Begin

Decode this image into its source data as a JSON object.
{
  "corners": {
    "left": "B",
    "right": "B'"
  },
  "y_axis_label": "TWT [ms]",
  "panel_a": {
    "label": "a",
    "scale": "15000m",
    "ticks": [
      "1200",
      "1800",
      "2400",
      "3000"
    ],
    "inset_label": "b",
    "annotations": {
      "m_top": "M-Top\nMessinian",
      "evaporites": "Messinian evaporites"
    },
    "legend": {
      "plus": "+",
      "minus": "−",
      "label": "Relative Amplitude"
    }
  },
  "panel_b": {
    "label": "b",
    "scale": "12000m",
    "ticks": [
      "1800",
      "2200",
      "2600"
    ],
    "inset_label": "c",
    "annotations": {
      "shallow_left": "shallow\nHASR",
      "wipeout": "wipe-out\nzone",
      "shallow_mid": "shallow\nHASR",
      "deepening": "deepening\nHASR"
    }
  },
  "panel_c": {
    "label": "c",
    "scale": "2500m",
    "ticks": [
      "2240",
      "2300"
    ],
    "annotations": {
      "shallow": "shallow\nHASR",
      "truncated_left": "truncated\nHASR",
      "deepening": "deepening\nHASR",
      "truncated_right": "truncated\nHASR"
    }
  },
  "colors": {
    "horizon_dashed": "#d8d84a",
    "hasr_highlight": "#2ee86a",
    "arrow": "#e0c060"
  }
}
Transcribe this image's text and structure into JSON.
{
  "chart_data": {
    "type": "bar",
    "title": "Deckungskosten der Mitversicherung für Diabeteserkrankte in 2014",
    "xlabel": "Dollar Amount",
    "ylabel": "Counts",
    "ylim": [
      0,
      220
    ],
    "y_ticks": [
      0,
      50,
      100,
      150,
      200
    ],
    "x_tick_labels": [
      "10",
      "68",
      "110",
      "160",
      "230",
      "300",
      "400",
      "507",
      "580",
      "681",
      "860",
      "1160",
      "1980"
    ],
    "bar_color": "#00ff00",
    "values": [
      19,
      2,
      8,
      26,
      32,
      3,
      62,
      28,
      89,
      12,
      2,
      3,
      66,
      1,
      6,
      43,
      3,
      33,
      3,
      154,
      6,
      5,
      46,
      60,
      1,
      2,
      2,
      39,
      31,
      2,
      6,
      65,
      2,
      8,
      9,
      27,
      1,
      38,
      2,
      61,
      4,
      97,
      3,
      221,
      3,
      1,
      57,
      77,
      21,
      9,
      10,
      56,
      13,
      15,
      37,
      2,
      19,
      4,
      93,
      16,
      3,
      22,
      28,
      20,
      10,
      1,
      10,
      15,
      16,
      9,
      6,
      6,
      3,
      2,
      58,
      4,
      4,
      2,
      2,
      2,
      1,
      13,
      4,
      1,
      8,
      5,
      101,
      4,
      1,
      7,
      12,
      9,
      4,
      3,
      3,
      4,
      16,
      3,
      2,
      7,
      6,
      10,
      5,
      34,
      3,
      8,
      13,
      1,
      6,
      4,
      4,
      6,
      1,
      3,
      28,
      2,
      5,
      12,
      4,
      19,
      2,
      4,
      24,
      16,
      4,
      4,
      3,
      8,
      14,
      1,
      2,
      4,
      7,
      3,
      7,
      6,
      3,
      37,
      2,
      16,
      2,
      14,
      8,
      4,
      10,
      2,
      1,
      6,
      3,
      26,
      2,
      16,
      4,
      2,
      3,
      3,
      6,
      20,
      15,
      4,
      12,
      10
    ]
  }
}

End

Given problem: The records above must be output exactly, in full.

Output for this task:
Decode this image into its source data as a JSON object.
{
  "corners": {
    "left": "B",
    "right": "B'"
  },
  "y_axis_label": "TWT [ms]",
  "panel_a": {
    "label": "a",
    "scale": "15000m",
    "ticks": [
      "1200",
      "1800",
      "2400",
      "3000"
    ],
    "inset_label": "b",
    "annotations": {
      "m_top": "M-Top\nMessinian",
      "evaporites": "Messinian evaporites"
    },
    "legend": {
      "plus": "+",
      "minus": "−",
      "label": "Relative Amplitude"
    }
  },
  "panel_b": {
    "label": "b",
    "scale": "12000m",
    "ticks": [
      "1800",
      "2200",
      "2600"
    ],
    "inset_label": "c",
    "annotations": {
      "shallow_left": "shallow\nHASR",
      "wipeout": "wipe-out\nzone",
      "shallow_mid": "shallow\nHASR",
      "deepening": "deepening\nHASR"
    }
  },
  "panel_c": {
    "label": "c",
    "scale": "2500m",
    "ticks": [
      "2240",
      "2300"
    ],
    "annotations": {
      "shallow": "shallow\nHASR",
      "truncated_left": "truncated\nHASR",
      "deepening": "deepening\nHASR",
      "truncated_right": "truncated\nHASR"
    }
  },
  "colors": {
    "horizon_dashed": "#d8d84a",
    "hasr_highlight": "#2ee86a",
    "arrow": "#e0c060"
  }
}
Transcribe this image's text and structure into JSON.
{
  "chart_data": {
    "type": "bar",
    "title": "Deckungskosten der Mitversicherung für Diabeteserkrankte in 2014",
    "xlabel": "Dollar Amount",
    "ylabel": "Counts",
    "ylim": [
      0,
      220
    ],
    "y_ticks": [
      0,
      50,
      100,
      150,
      200
    ],
    "x_tick_labels": [
      "10",
      "68",
      "110",
      "160",
      "230",
      "300",
      "400",
      "507",
      "580",
      "681",
      "860",
      "1160",
      "1980"
    ],
    "bar_color": "#00ff00",
    "values": [
      19,
      2,
      8,
      26,
      32,
      3,
      62,
      28,
      89,
      12,
      2,
      3,
      66,
      1,
      6,
      43,
      3,
      33,
      3,
      154,
      6,
      5,
      46,
      60,
      1,
      2,
      2,
      39,
      31,
      2,
      6,
      65,
      2,
      8,
      9,
      27,
      1,
      38,
      2,
      61,
      4,
      97,
      3,
      221,
      3,
      1,
      57,
      77,
      21,
      9,
      10,
      56,
      13,
      15,
      37,
      2,
      19,
      4,
      93,
      16,
      3,
      22,
      28,
      20,
      10,
      1,
      10,
      15,
      16,
      9,
      6,
      6,
      3,
      2,
      58,
      4,
      4,
      2,
      2,
      2,
      1,
      13,
      4,
      1,
      8,
      5,
      101,
      4,
      1,
      7,
      12,
      9,
      4,
      3,
      3,
      4,
      16,
      3,
      2,
      7,
      6,
      10,
      5,
      34,
      3,
      8,
      13,
      1,
      6,
      4,
      4,
      6,
      1,
      3,
      28,
      2,
      5,
      12,
      4,
      19,
      2,
      4,
      24,
      16,
      4,
      4,
      3,
      8,
      14,
      1,
      2,
      4,
      7,
      3,
      7,
      6,
      3,
      37,
      2,
      16,
      2,
      14,
      8,
      4,
      10,
      2,
      1,
      6,
      3,
      26,
      2,
      16,
      4,
      2,
      3,
      3,
      6,
      20,
      15,
      4,
      12,
      10
    ]
  }
}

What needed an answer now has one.